WORK TO DO: From the entries below, gather every line containing the string "high".
— start ROWS —
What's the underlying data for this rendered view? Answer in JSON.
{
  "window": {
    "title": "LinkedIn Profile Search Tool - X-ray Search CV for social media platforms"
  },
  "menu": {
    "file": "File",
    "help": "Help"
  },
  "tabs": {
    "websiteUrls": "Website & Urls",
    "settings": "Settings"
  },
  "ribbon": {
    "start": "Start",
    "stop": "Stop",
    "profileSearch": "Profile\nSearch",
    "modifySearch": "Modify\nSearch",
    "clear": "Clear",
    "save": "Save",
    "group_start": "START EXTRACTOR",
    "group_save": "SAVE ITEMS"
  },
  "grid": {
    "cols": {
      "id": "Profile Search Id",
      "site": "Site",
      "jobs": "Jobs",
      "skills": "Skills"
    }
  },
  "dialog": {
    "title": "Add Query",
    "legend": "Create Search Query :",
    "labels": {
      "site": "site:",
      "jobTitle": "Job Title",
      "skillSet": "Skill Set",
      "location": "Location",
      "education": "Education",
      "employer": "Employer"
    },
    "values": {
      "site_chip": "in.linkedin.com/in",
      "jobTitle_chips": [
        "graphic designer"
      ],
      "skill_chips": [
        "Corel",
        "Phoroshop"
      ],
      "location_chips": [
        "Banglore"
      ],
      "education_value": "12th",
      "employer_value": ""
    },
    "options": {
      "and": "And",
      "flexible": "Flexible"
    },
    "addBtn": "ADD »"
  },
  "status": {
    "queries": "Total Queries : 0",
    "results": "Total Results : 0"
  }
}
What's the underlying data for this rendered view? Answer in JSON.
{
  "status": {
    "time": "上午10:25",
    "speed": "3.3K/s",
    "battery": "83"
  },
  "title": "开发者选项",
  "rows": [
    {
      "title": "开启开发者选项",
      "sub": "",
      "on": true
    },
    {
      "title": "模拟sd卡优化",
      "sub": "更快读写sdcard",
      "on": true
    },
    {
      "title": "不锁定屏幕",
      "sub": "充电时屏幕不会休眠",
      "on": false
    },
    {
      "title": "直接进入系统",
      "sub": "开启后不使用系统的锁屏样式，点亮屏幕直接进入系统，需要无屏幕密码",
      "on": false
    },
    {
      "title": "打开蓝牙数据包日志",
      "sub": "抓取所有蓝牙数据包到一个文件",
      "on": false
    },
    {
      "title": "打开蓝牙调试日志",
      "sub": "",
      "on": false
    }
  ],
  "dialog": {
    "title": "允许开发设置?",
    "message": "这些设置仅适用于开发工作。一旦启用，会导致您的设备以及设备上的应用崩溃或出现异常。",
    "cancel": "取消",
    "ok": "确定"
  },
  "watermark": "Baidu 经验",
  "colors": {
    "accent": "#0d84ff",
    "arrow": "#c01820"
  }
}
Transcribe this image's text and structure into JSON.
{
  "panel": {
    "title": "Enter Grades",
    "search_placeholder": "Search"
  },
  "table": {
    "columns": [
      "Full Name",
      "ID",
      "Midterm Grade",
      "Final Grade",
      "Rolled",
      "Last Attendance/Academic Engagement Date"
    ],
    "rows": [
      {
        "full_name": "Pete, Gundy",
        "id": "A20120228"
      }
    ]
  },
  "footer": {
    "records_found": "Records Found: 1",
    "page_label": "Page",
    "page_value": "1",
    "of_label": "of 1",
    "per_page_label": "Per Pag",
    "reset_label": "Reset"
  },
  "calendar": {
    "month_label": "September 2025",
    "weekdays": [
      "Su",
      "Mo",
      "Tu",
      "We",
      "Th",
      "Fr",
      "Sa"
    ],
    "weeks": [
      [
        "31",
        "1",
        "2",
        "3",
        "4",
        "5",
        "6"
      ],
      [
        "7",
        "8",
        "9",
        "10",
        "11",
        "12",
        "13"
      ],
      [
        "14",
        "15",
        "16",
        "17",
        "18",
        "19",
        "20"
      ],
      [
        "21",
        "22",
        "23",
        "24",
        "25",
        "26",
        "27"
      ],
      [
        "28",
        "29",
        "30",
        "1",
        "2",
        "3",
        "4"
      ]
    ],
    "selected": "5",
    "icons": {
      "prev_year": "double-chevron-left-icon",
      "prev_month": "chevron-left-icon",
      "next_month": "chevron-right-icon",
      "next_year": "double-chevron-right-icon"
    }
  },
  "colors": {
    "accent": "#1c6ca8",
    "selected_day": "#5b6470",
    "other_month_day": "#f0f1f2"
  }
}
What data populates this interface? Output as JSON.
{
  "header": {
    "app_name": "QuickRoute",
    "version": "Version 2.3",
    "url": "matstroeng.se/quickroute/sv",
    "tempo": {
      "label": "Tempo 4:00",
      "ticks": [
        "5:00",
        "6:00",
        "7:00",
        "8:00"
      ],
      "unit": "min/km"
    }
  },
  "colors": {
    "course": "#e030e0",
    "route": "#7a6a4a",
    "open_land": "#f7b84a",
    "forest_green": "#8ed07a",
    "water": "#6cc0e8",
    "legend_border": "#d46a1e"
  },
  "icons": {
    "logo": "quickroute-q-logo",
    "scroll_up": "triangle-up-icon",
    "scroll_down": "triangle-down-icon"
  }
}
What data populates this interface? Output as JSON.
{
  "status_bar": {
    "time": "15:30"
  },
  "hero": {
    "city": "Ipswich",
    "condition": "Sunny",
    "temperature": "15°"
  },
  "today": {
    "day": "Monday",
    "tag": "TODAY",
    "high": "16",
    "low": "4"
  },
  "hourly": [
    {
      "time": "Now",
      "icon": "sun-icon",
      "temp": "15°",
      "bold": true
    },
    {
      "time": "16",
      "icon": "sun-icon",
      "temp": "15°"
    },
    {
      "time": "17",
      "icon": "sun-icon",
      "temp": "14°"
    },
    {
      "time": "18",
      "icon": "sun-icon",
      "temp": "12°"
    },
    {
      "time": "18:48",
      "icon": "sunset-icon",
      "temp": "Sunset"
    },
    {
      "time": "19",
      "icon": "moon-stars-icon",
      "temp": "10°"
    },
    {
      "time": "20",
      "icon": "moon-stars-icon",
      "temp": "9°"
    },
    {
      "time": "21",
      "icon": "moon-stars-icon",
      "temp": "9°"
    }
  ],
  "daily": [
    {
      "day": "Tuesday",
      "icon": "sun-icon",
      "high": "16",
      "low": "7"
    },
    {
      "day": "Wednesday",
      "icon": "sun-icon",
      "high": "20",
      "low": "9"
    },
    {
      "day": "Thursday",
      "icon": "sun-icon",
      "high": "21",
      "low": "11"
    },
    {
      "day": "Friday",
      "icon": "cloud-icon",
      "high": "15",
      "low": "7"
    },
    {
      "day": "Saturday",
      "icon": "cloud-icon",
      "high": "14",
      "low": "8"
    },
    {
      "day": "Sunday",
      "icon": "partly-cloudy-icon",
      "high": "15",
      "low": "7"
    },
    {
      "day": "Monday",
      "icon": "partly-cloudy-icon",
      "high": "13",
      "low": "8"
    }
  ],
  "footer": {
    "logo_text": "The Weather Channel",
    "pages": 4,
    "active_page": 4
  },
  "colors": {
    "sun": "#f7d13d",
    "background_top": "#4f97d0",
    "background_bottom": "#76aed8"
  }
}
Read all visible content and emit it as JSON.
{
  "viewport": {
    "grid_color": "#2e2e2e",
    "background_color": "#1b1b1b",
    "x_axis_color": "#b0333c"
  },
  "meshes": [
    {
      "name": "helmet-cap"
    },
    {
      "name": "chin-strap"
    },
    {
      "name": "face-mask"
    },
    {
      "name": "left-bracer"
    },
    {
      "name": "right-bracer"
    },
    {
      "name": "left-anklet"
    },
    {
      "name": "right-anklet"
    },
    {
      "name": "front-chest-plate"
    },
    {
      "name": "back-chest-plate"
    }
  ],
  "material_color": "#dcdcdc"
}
— end ROWS —
CORRECT ANSWER:
    "high": "16",
      "high": "16",
      "high": "20",
      "high": "21",
      "high": "15",
      "high": "14",
      "high": "15",
      "high": "13",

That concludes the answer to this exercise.